What needs to be done -
Only a number is wanted: how many lines in the records below contain "Bausch"?

··········

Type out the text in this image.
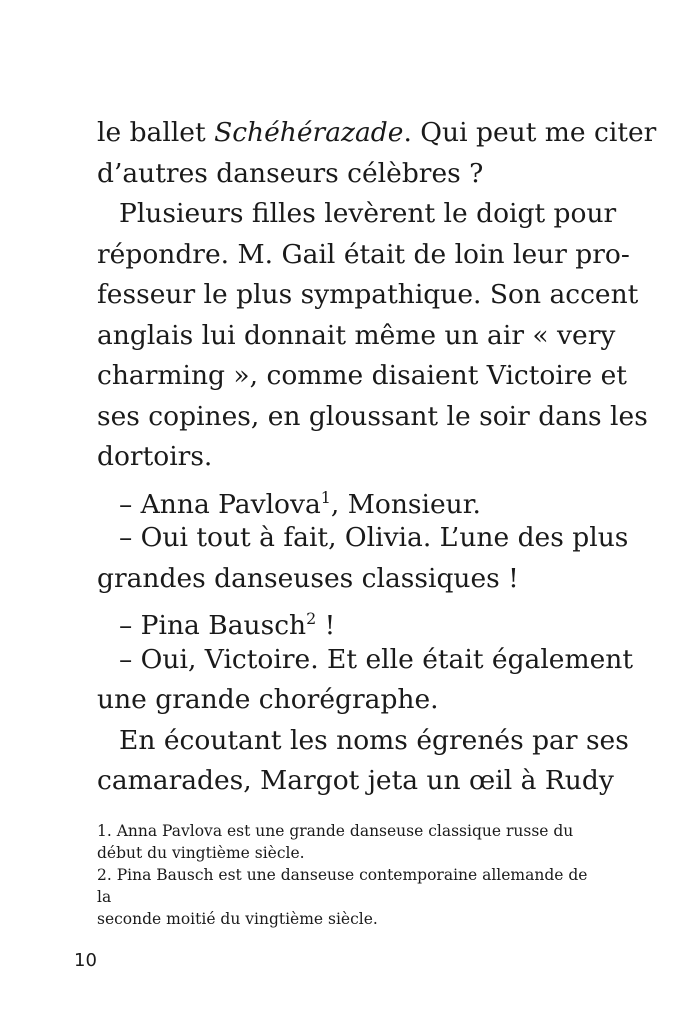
le ballet Schéhérazade. Qui peut me citer
d’autres danseurs célèbres ?
Plusieurs filles levèrent le doigt pour
répondre. M. Gail était de loin leur pro-
fesseur le plus sympathique. Son accent
anglais lui donnait même un air « very
charming », comme disaient Victoire et
ses copines, en gloussant le soir dans les
dortoirs.
– Anna Pavlova$^1$, Monsieur.
– Oui tout à fait, Olivia. L’une des plus
grandes danseuses classiques !
– Pina Bausch$^2$ !
– Oui, Victoire. Et elle était également
une grande chorégraphe.
En écoutant les noms égrenés par ses
camarades, Margot jeta un œil à Rudy
1. Anna Pavlova est une grande danseuse classique russe du
début du vingtième siècle.
2. Pina Bausch est une danseuse contemporaine allemande de la
seconde moitié du vingtième siècle.
10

··········

Result of the exercise -
2